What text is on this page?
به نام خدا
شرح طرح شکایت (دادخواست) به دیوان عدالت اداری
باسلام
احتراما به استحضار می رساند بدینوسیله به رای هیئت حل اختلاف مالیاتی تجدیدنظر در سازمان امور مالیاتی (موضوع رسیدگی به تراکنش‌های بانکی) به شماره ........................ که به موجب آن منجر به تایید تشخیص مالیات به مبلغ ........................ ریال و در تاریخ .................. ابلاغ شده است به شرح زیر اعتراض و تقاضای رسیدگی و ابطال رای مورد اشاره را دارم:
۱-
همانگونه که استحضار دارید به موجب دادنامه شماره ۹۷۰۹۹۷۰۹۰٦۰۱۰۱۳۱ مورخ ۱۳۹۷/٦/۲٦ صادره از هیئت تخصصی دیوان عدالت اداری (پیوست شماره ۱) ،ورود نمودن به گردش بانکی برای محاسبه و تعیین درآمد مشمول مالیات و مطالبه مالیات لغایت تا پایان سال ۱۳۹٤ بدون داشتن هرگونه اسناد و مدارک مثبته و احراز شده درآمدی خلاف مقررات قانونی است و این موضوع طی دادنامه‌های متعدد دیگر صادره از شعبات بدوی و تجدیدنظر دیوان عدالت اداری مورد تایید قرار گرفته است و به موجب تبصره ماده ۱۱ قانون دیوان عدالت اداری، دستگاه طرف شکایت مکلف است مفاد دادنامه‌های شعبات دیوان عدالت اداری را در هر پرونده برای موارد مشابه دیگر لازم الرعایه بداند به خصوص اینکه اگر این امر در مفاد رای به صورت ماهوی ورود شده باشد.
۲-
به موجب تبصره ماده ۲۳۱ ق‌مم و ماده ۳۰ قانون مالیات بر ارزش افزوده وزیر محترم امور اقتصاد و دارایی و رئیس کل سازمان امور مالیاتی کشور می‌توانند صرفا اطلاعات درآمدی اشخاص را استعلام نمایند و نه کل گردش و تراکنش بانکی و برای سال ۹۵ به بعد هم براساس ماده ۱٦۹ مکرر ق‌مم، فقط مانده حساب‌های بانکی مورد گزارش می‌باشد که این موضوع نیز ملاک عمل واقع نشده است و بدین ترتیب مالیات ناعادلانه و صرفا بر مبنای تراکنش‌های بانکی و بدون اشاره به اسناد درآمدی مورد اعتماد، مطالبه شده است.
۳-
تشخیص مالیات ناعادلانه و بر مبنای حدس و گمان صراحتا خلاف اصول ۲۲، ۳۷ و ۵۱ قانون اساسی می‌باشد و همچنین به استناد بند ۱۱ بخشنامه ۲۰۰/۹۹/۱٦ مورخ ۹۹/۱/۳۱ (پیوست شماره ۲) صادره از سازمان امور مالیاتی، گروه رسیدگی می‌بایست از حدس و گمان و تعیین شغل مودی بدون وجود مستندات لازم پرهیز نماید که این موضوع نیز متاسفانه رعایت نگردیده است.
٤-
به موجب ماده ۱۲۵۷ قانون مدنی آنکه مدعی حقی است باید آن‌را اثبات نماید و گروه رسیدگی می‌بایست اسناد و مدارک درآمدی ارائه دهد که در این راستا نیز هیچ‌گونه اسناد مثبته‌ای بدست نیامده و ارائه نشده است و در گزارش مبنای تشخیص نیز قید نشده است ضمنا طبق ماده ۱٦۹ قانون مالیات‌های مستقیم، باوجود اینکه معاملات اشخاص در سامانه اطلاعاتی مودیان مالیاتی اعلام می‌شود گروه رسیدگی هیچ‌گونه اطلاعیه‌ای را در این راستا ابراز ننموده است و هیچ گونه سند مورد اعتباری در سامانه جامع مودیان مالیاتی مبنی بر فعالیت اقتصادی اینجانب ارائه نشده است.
****************
Write the complete data out, exactly as above.

Finished exercise —
What text is on this page?
به نام خدا
شرح طرح شکایت (دادخواست) به دیوان عدالت اداری
باسلام
احتراما به استحضار می رساند بدینوسیله به رای هیئت حل اختلاف مالیاتی تجدیدنظر در سازمان امور مالیاتی (موضوع رسیدگی به تراکنش‌های بانکی) به شماره ........................ که به موجب آن منجر به تایید تشخیص مالیات به مبلغ ........................ ریال و در تاریخ .................. ابلاغ شده است به شرح زیر اعتراض و تقاضای رسیدگی و ابطال رای مورد اشاره را دارم:
۱-
همانگونه که استحضار دارید به موجب دادنامه شماره ۹۷۰۹۹۷۰۹۰٦۰۱۰۱۳۱ مورخ ۱۳۹۷/٦/۲٦ صادره از هیئت تخصصی دیوان عدالت اداری (پیوست شماره ۱) ،ورود نمودن به گردش بانکی برای محاسبه و تعیین درآمد مشمول مالیات و مطالبه مالیات لغایت تا پایان سال ۱۳۹٤ بدون داشتن هرگونه اسناد و مدارک مثبته و احراز شده درآمدی خلاف مقررات قانونی است و این موضوع طی دادنامه‌های متعدد دیگر صادره از شعبات بدوی و تجدیدنظر دیوان عدالت اداری مورد تایید قرار گرفته است و به موجب تبصره ماده ۱۱ قانون دیوان عدالت اداری، دستگاه طرف شکایت مکلف است مفاد دادنامه‌های شعبات دیوان عدالت اداری را در هر پرونده برای موارد مشابه دیگر لازم الرعایه بداند به خصوص اینکه اگر این امر در مفاد رای به صورت ماهوی ورود شده باشد.
۲-
به موجب تبصره ماده ۲۳۱ ق‌مم و ماده ۳۰ قانون مالیات بر ارزش افزوده وزیر محترم امور اقتصاد و دارایی و رئیس کل سازمان امور مالیاتی کشور می‌توانند صرفا اطلاعات درآمدی اشخاص را استعلام نمایند و نه کل گردش و تراکنش بانکی و برای سال ۹۵ به بعد هم براساس ماده ۱٦۹ مکرر ق‌مم، فقط مانده حساب‌های بانکی مورد گزارش می‌باشد که این موضوع نیز ملاک عمل واقع نشده است و بدین ترتیب مالیات ناعادلانه و صرفا بر مبنای تراکنش‌های بانکی و بدون اشاره به اسناد درآمدی مورد اعتماد، مطالبه شده است.
۳-
تشخیص مالیات ناعادلانه و بر مبنای حدس و گمان صراحتا خلاف اصول ۲۲، ۳۷ و ۵۱ قانون اساسی می‌باشد و همچنین به استناد بند ۱۱ بخشنامه ۲۰۰/۹۹/۱٦ مورخ ۹۹/۱/۳۱ (پیوست شماره ۲) صادره از سازمان امور مالیاتی، گروه رسیدگی می‌بایست از حدس و گمان و تعیین شغل مودی بدون وجود مستندات لازم پرهیز نماید که این موضوع نیز متاسفانه رعایت نگردیده است.
٤-
به موجب ماده ۱۲۵۷ قانون مدنی آنکه مدعی حقی است باید آن‌را اثبات نماید و گروه رسیدگی می‌بایست اسناد و مدارک درآمدی ارائه دهد که در این راستا نیز هیچ‌گونه اسناد مثبته‌ای بدست نیامده و ارائه نشده است و در گزارش مبنای تشخیص نیز قید نشده است ضمنا طبق ماده ۱٦۹ قانون مالیات‌های مستقیم، باوجود اینکه معاملات اشخاص در سامانه اطلاعاتی مودیان مالیاتی اعلام می‌شود گروه رسیدگی هیچ‌گونه اطلاعیه‌ای را در این راستا ابراز ننموده است و هیچ گونه سند مورد اعتباری در سامانه جامع مودیان مالیاتی مبنی بر فعالیت اقتصادی اینجانب ارائه نشده است.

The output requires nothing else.